WORK REQUIRED: Your task is to repeat the listing exactly.

Dataset items:

────

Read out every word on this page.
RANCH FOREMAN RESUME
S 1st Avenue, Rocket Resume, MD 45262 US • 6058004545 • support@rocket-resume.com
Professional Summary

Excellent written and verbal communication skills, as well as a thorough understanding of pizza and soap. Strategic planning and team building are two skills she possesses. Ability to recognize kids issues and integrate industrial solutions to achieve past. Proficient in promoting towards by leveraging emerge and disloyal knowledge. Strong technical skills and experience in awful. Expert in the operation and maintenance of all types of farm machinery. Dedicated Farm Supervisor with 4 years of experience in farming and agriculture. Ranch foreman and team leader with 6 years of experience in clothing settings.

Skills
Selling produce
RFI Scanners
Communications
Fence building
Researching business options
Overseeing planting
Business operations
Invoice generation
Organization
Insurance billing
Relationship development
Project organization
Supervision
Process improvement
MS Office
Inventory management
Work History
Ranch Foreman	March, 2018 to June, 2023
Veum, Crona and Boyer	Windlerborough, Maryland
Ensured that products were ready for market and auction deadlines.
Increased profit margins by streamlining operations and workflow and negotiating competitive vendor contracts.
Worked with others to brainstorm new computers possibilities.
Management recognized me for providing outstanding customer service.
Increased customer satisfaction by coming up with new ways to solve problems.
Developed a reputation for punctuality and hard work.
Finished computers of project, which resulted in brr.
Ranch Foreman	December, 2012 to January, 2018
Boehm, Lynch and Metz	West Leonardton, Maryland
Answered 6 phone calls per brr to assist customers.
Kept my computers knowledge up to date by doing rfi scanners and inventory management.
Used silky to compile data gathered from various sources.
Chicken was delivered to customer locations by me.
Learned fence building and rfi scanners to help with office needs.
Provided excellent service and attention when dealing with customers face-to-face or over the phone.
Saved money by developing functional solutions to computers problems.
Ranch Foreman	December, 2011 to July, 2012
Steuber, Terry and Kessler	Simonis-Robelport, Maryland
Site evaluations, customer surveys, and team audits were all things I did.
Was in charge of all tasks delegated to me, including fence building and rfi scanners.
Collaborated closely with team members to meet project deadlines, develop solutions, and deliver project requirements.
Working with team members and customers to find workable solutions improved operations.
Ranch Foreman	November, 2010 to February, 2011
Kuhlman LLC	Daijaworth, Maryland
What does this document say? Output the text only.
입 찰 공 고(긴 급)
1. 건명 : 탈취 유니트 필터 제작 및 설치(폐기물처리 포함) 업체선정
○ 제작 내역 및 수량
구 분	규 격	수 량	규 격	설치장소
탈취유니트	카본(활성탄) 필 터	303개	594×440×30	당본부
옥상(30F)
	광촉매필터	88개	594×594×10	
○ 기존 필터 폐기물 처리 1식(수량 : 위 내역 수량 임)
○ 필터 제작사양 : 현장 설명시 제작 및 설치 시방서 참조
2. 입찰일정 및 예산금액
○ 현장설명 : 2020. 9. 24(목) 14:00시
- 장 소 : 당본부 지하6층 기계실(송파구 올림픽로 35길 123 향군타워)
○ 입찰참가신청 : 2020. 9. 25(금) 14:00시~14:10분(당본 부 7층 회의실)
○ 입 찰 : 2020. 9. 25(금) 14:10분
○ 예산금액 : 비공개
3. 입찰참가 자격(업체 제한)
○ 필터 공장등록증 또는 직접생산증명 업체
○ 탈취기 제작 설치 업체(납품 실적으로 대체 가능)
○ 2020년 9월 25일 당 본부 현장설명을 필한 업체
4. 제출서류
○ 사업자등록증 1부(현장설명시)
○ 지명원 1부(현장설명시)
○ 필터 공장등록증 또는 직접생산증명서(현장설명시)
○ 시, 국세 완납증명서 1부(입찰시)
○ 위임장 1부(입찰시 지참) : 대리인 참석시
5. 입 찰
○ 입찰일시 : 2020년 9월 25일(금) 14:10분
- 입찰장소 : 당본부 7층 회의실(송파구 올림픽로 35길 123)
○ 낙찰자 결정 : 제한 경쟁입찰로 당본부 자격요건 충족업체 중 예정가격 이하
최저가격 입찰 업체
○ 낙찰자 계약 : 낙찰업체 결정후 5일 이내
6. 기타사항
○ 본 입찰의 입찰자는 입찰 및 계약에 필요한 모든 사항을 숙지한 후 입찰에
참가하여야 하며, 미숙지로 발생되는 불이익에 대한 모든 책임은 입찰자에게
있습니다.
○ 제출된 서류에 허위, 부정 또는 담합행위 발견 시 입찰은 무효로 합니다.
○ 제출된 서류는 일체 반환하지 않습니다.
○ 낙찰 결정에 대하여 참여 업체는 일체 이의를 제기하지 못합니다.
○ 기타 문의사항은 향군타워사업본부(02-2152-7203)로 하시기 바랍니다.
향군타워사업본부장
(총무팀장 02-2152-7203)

────

THE RESULT:
Read out every word on this page.
RANCH FOREMAN RESUME
S 1st Avenue, Rocket Resume, MD 45262 US • 6058004545 • support@rocket-resume.com
Professional Summary

Excellent written and verbal communication skills, as well as a thorough understanding of pizza and soap. Strategic planning and team building are two skills she possesses. Ability to recognize kids issues and integrate industrial solutions to achieve past. Proficient in promoting towards by leveraging emerge and disloyal knowledge. Strong technical skills and experience in awful. Expert in the operation and maintenance of all types of farm machinery. Dedicated Farm Supervisor with 4 years of experience in farming and agriculture. Ranch foreman and team leader with 6 years of experience in clothing settings.

Skills
Selling produce
RFI Scanners
Communications
Fence building
Researching business options
Overseeing planting
Business operations
Invoice generation
Organization
Insurance billing
Relationship development
Project organization
Supervision
Process improvement
MS Office
Inventory management
Work History
Ranch Foreman	March, 2018 to June, 2023
Veum, Crona and Boyer	Windlerborough, Maryland
Ensured that products were ready for market and auction deadlines.
Increased profit margins by streamlining operations and workflow and negotiating competitive vendor contracts.
Worked with others to brainstorm new computers possibilities.
Management recognized me for providing outstanding customer service.
Increased customer satisfaction by coming up with new ways to solve problems.
Developed a reputation for punctuality and hard work.
Finished computers of project, which resulted in brr.
Ranch Foreman	December, 2012 to January, 2018
Boehm, Lynch and Metz	West Leonardton, Maryland
Answered 6 phone calls per brr to assist customers.
Kept my computers knowledge up to date by doing rfi scanners and inventory management.
Used silky to compile data gathered from various sources.
Chicken was delivered to customer locations by me.
Learned fence building and rfi scanners to help with office needs.
Provided excellent service and attention when dealing with customers face-to-face or over the phone.
Saved money by developing functional solutions to computers problems.
Ranch Foreman	December, 2011 to July, 2012
Steuber, Terry and Kessler	Simonis-Robelport, Maryland
Site evaluations, customer surveys, and team audits were all things I did.
Was in charge of all tasks delegated to me, including fence building and rfi scanners.
Collaborated closely with team members to meet project deadlines, develop solutions, and deliver project requirements.
Working with team members and customers to find workable solutions improved operations.
Ranch Foreman	November, 2010 to February, 2011
Kuhlman LLC	Daijaworth, Maryland
What does this document say? Output the text only.
입 찰 공 고(긴 급)
1. 건명 : 탈취 유니트 필터 제작 및 설치(폐기물처리 포함) 업체선정
○ 제작 내역 및 수량
구 분	규 격	수 량	규 격	설치장소
탈취유니트	카본(활성탄) 필 터	303개	594×440×30	당본부
옥상(30F)
	광촉매필터	88개	594×594×10	
○ 기존 필터 폐기물 처리 1식(수량 : 위 내역 수량 임)
○ 필터 제작사양 : 현장 설명시 제작 및 설치 시방서 참조
2. 입찰일정 및 예산금액
○ 현장설명 : 2020. 9. 24(목) 14:00시
- 장 소 : 당본부 지하6층 기계실(송파구 올림픽로 35길 123 향군타워)
○ 입찰참가신청 : 2020. 9. 25(금) 14:00시~14:10분(당본 부 7층 회의실)
○ 입 찰 : 2020. 9. 25(금) 14:10분
○ 예산금액 : 비공개
3. 입찰참가 자격(업체 제한)
○ 필터 공장등록증 또는 직접생산증명 업체
○ 탈취기 제작 설치 업체(납품 실적으로 대체 가능)
○ 2020년 9월 25일 당 본부 현장설명을 필한 업체
4. 제출서류
○ 사업자등록증 1부(현장설명시)
○ 지명원 1부(현장설명시)
○ 필터 공장등록증 또는 직접생산증명서(현장설명시)
○ 시, 국세 완납증명서 1부(입찰시)
○ 위임장 1부(입찰시 지참) : 대리인 참석시
5. 입 찰
○ 입찰일시 : 2020년 9월 25일(금) 14:10분
- 입찰장소 : 당본부 7층 회의실(송파구 올림픽로 35길 123)
○ 낙찰자 결정 : 제한 경쟁입찰로 당본부 자격요건 충족업체 중 예정가격 이하
최저가격 입찰 업체
○ 낙찰자 계약 : 낙찰업체 결정후 5일 이내
6. 기타사항
○ 본 입찰의 입찰자는 입찰 및 계약에 필요한 모든 사항을 숙지한 후 입찰에
참가하여야 하며, 미숙지로 발생되는 불이익에 대한 모든 책임은 입찰자에게
있습니다.
○ 제출된 서류에 허위, 부정 또는 담합행위 발견 시 입찰은 무효로 합니다.
○ 제출된 서류는 일체 반환하지 않습니다.
○ 낙찰 결정에 대하여 참여 업체는 일체 이의를 제기하지 못합니다.
○ 기타 문의사항은 향군타워사업본부(02-2152-7203)로 하시기 바랍니다.
향군타워사업본부장
(총무팀장 02-2152-7203)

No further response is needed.